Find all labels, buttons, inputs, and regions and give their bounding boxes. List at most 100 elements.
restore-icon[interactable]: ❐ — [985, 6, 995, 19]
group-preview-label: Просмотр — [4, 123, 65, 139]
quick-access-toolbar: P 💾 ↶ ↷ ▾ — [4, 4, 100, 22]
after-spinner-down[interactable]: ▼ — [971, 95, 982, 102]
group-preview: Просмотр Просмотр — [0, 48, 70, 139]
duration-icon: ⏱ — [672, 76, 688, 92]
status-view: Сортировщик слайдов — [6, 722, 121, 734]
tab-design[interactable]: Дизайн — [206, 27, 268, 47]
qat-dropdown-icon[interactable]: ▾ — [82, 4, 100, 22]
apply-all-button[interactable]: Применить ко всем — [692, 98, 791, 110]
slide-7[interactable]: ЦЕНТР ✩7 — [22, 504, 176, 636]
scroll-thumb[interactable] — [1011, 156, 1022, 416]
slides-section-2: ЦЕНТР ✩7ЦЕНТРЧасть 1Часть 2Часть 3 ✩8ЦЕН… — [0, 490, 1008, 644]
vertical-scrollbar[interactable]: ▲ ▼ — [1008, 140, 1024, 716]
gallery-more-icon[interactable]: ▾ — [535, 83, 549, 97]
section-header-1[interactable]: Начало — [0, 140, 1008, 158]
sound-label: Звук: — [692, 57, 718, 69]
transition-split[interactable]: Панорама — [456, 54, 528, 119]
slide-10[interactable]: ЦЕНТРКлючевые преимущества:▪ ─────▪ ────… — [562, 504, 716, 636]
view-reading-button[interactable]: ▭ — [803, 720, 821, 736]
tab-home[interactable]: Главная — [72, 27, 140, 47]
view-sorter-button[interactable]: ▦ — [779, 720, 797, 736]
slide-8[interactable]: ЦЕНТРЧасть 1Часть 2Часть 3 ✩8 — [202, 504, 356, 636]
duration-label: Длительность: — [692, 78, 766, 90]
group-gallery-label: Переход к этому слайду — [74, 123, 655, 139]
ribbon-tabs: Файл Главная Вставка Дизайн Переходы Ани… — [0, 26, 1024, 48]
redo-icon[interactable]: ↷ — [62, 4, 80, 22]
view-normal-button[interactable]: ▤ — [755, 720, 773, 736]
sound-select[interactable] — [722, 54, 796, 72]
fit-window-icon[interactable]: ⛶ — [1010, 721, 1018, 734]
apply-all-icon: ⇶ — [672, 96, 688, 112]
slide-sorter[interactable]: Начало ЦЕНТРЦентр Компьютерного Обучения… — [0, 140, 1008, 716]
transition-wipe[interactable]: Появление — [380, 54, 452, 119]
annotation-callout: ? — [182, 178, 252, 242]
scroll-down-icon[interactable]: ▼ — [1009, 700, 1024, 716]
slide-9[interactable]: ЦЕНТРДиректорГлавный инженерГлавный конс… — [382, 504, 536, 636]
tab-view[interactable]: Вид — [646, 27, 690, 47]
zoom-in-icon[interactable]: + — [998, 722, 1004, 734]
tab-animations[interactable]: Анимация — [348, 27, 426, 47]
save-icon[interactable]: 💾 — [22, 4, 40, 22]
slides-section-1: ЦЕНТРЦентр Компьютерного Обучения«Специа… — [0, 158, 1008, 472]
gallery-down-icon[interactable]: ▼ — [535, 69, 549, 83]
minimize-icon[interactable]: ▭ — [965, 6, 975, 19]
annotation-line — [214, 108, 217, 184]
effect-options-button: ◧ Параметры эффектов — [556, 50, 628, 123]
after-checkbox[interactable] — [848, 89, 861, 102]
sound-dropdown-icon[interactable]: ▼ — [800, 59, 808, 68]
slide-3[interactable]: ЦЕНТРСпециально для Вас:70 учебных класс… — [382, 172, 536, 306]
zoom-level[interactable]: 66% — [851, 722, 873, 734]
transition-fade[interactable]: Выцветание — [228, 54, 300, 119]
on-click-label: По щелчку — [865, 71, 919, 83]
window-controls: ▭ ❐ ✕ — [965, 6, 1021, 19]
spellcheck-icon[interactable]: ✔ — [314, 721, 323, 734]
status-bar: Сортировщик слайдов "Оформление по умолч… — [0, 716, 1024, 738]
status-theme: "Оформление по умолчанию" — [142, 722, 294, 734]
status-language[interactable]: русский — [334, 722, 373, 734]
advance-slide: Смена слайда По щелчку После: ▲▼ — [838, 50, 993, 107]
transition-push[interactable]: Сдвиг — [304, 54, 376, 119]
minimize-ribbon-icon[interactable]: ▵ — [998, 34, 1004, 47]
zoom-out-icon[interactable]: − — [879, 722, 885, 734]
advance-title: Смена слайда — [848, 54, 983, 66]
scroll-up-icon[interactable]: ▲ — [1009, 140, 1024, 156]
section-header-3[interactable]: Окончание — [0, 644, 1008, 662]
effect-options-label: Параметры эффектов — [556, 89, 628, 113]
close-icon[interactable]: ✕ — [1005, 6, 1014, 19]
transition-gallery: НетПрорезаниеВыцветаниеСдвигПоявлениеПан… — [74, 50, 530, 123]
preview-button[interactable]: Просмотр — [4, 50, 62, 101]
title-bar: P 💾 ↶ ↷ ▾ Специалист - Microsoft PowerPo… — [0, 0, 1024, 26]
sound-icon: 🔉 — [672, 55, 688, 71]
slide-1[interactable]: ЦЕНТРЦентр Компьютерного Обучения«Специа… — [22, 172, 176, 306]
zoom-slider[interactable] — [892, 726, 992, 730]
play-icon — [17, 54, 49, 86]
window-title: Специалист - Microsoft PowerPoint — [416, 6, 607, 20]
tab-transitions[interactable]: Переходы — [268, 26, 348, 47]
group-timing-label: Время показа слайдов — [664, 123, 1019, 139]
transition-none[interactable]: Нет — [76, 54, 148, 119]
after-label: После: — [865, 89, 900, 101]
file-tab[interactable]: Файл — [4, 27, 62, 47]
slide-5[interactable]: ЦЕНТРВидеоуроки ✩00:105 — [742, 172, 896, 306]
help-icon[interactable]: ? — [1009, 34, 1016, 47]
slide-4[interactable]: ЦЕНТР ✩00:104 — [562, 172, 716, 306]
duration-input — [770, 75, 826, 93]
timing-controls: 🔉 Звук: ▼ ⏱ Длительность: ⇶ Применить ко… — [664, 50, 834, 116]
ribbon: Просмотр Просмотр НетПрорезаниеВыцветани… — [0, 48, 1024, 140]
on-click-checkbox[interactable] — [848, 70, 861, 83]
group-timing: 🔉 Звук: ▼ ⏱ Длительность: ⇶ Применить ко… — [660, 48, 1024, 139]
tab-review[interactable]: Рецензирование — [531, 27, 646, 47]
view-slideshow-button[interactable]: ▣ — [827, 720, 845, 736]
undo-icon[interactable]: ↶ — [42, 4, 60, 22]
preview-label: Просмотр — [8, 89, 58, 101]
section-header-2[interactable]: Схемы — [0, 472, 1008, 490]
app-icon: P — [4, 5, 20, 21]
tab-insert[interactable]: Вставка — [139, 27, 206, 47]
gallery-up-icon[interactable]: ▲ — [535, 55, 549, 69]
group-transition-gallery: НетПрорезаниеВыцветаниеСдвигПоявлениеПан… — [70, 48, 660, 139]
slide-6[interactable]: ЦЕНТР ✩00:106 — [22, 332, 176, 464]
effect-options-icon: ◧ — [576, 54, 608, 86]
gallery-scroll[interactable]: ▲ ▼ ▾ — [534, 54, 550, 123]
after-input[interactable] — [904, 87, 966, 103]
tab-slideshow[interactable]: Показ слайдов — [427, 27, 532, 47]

[Aim of the exercise]:
Please render every row above as a two-column Markdown table headed Number and Row text, leaving out any blank lines.

[Correct answer]:
| Number | Row text |
|---|---|
| 1 | Find all labels, buttons, inputs, and regions and give their bounding boxes. List at most 100 elements. |
| 2 | restore-icon[interactable]: ❐ — [985, 6, 995, 19] |
| 3 | group-preview-label: Просмотр — [4, 123, 65, 139] |
| 4 | quick-access-toolbar: P 💾 ↶ ↷ ▾ — [4, 4, 100, 22] |
| 5 | after-spinner-down[interactable]: ▼ — [971, 95, 982, 102] |
| 6 | group-preview: Просмотр Просмотр — [0, 48, 70, 139] |
| 7 | duration-icon: ⏱ — [672, 76, 688, 92] |
| 8 | status-view: Сортировщик слайдов — [6, 722, 121, 734] |
| 9 | tab-design[interactable]: Дизайн — [206, 27, 268, 47] |
| 10 | qat-dropdown-icon[interactable]: ▾ — [82, 4, 100, 22] |
| 11 | apply-all-button[interactable]: Применить ко всем — [692, 98, 791, 110] |
| 12 | slide-7[interactable]: ЦЕНТР ✩7 — [22, 504, 176, 636] |
| 13 | scroll-thumb[interactable] — [1011, 156, 1022, 416] |
| 14 | slides-section-2: ЦЕНТР ✩7ЦЕНТРЧасть 1Часть 2Часть 3 ✩8ЦЕН… — [0, 490, 1008, 644] |
| 15 | vertical-scrollbar[interactable]: ▲ ▼ — [1008, 140, 1024, 716] |
| 16 | gallery-more-icon[interactable]: ▾ — [535, 83, 549, 97] |
| 17 | section-header-1[interactable]: Начало — [0, 140, 1008, 158] |
| 18 | sound-label: Звук: — [692, 57, 718, 69] |
| 19 | transition-split[interactable]: Панорама — [456, 54, 528, 119] |
| 20 | slide-10[interactable]: ЦЕНТРКлючевые преимущества:▪ ─────▪ ────… — [562, 504, 716, 636] |
| 21 | view-reading-button[interactable]: ▭ — [803, 720, 821, 736] |
| 22 | tab-home[interactable]: Главная — [72, 27, 140, 47] |
| 23 | view-sorter-button[interactable]: ▦ — [779, 720, 797, 736] |
| 24 | slide-8[interactable]: ЦЕНТРЧасть 1Часть 2Часть 3 ✩8 — [202, 504, 356, 636] |
| 25 | duration-label: Длительность: — [692, 78, 766, 90] |
| 26 | group-gallery-label: Переход к этому слайду — [74, 123, 655, 139] |
| 27 | ribbon-tabs: Файл Главная Вставка Дизайн Переходы Ани… — [0, 26, 1024, 48] |
| 28 | redo-icon[interactable]: ↷ — [62, 4, 80, 22] |
| 29 | view-normal-button[interactable]: ▤ — [755, 720, 773, 736] |
| 30 | sound-select[interactable] — [722, 54, 796, 72] |
| 31 | fit-window-icon[interactable]: ⛶ — [1010, 721, 1018, 734] |
| 32 | apply-all-icon: ⇶ — [672, 96, 688, 112] |
| 33 | slide-sorter[interactable]: Начало ЦЕНТРЦентр Компьютерного Обучения… — [0, 140, 1008, 716] |
| 34 | transition-wipe[interactable]: Появление — [380, 54, 452, 119] |
| 35 | annotation-callout: ? — [182, 178, 252, 242] |
| 36 | scroll-down-icon[interactable]: ▼ — [1009, 700, 1024, 716] |
| 37 | slide-9[interactable]: ЦЕНТРДиректорГлавный инженерГлавный конс… — [382, 504, 536, 636] |
| 38 | tab-view[interactable]: Вид — [646, 27, 690, 47] |
| 39 | zoom-in-icon[interactable]: + — [998, 722, 1004, 734] |
| 40 | tab-animations[interactable]: Анимация — [348, 27, 426, 47] |
| 41 | save-icon[interactable]: 💾 — [22, 4, 40, 22] |
| 42 | slides-section-1: ЦЕНТРЦентр Компьютерного Обучения«Специа… — [0, 158, 1008, 472] |
| 43 | gallery-down-icon[interactable]: ▼ — [535, 69, 549, 83] |
| 44 | minimize-icon[interactable]: ▭ — [965, 6, 975, 19] |
| 45 | annotation-line — [214, 108, 217, 184] |
| 46 | effect-options-button: ◧ Параметры эффектов — [556, 50, 628, 123] |
| 47 | after-checkbox[interactable] — [848, 89, 861, 102] |
| 48 | sound-dropdown-icon[interactable]: ▼ — [800, 59, 808, 68] |
| 49 | slide-3[interactable]: ЦЕНТРСпециально для Вас:70 учебных класс… — [382, 172, 536, 306] |
| 50 | zoom-level[interactable]: 66% — [851, 722, 873, 734] |
| 51 | transition-fade[interactable]: Выцветание — [228, 54, 300, 119] |
| 52 | on-click-label: По щелчку — [865, 71, 919, 83] |
| 53 | window-controls: ▭ ❐ ✕ — [965, 6, 1021, 19] |
| 54 | spellcheck-icon[interactable]: ✔ — [314, 721, 323, 734] |
| 55 | status-bar: Сортировщик слайдов "Оформление по умолч… — [0, 716, 1024, 738] |
| 56 | status-theme: "Оформление по умолчанию" — [142, 722, 294, 734] |
| 57 | status-language[interactable]: русский — [334, 722, 373, 734] |
| 58 | advance-slide: Смена слайда По щелчку После: ▲▼ — [838, 50, 993, 107] |
| 59 | transition-push[interactable]: Сдвиг — [304, 54, 376, 119] |
| 60 | minimize-ribbon-icon[interactable]: ▵ — [998, 34, 1004, 47] |
| 61 | zoom-out-icon[interactable]: − — [879, 722, 885, 734] |
| 62 | advance-title: Смена слайда — [848, 54, 983, 66] |
| 63 | scroll-up-icon[interactable]: ▲ — [1009, 140, 1024, 156] |
| 64 | section-header-3[interactable]: Окончание — [0, 644, 1008, 662] |
| 65 | effect-options-label: Параметры эффектов — [556, 89, 628, 113] |
| 66 | close-icon[interactable]: ✕ — [1005, 6, 1014, 19] |
| 67 | transition-gallery: НетПрорезаниеВыцветаниеСдвигПоявлениеПан… — [74, 50, 530, 123] |
| 68 | preview-button[interactable]: Просмотр — [4, 50, 62, 101] |
| 69 | title-bar: P 💾 ↶ ↷ ▾ Специалист - Microsoft PowerPo… — [0, 0, 1024, 26] |
| 70 | sound-icon: 🔉 — [672, 55, 688, 71] |
| 71 | slide-1[interactable]: ЦЕНТРЦентр Компьютерного Обучения«Специа… — [22, 172, 176, 306] |
| 72 | zoom-slider[interactable] — [892, 726, 992, 730] |
| 73 | play-icon — [17, 54, 49, 86] |
| 74 | window-title: Специалист - Microsoft PowerPoint — [416, 6, 607, 20] |
| 75 | tab-transitions[interactable]: Переходы — [268, 26, 348, 47] |
| 76 | group-timing-label: Время показа слайдов — [664, 123, 1019, 139] |
| 77 | transition-none[interactable]: Нет — [76, 54, 148, 119] |
| 78 | after-label: После: — [865, 89, 900, 101] |
| 79 | file-tab[interactable]: Файл — [4, 27, 62, 47] |
| 80 | slide-5[interactable]: ЦЕНТРВидеоуроки ✩00:105 — [742, 172, 896, 306] |
| 81 | help-icon[interactable]: ? — [1009, 34, 1016, 47] |
| 82 | slide-4[interactable]: ЦЕНТР ✩00:104 — [562, 172, 716, 306] |
| 83 | duration-input — [770, 75, 826, 93] |
| 84 | timing-controls: 🔉 Звук: ▼ ⏱ Длительность: ⇶ Применить ко… — [664, 50, 834, 116] |
| 85 | ribbon: Просмотр Просмотр НетПрорезаниеВыцветани… — [0, 48, 1024, 140] |
| 86 | on-click-checkbox[interactable] — [848, 70, 861, 83] |
| 87 | group-timing: 🔉 Звук: ▼ ⏱ Длительность: ⇶ Применить ко… — [660, 48, 1024, 139] |
| 88 | tab-review[interactable]: Рецензирование — [531, 27, 646, 47] |
| 89 | view-slideshow-button[interactable]: ▣ — [827, 720, 845, 736] |
| 90 | undo-icon[interactable]: ↶ — [42, 4, 60, 22] |
| 91 | preview-label: Просмотр — [8, 89, 58, 101] |
| 92 | section-header-2[interactable]: Схемы — [0, 472, 1008, 490] |
| 93 | app-icon: P — [4, 5, 20, 21] |
| 94 | tab-insert[interactable]: Вставка — [139, 27, 206, 47] |
| 95 | gallery-up-icon[interactable]: ▲ — [535, 55, 549, 69] |
| 96 | group-transition-gallery: НетПрорезаниеВыцветаниеСдвигПоявлениеПан… — [70, 48, 660, 139] |
| 97 | slide-6[interactable]: ЦЕНТР ✩00:106 — [22, 332, 176, 464] |
| 98 | effect-options-icon: ◧ — [576, 54, 608, 86] |
| 99 | gallery-scroll[interactable]: ▲ ▼ ▾ — [534, 54, 550, 123] |
| 100 | after-input[interactable] — [904, 87, 966, 103] |
| 101 | tab-slideshow[interactable]: Показ слайдов — [427, 27, 532, 47] |